START Data extract

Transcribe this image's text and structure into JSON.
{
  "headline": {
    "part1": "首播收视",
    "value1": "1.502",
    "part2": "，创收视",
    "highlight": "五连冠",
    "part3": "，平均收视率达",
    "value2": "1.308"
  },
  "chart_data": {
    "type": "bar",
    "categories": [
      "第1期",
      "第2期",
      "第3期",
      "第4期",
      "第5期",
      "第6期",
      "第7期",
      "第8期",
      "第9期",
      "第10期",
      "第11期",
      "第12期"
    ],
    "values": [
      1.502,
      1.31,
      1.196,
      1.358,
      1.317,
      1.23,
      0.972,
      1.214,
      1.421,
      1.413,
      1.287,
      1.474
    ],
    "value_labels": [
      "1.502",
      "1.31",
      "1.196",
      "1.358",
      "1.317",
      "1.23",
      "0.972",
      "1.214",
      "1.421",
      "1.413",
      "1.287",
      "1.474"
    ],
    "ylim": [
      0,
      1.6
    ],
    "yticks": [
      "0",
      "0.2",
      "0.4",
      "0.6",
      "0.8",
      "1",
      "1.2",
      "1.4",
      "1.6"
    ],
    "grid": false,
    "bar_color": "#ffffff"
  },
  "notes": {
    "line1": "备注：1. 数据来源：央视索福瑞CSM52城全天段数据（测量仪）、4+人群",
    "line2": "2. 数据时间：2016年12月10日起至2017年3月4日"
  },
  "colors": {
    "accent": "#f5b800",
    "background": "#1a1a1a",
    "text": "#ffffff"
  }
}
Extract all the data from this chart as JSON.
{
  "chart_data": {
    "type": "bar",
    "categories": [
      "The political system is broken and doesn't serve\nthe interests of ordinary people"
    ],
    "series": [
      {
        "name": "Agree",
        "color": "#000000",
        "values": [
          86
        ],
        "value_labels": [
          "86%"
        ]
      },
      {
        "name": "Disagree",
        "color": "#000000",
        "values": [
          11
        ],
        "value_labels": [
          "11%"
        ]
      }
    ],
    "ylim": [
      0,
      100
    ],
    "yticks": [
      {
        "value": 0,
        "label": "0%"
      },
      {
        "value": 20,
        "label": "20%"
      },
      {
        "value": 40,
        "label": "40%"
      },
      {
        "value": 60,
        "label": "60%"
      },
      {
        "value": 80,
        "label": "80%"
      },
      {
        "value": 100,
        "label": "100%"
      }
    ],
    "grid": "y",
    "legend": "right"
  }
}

END Data extract

| Task prompt |
Count every line above that holds the word "text", and state the number and nothing more.

| Response to the task |
2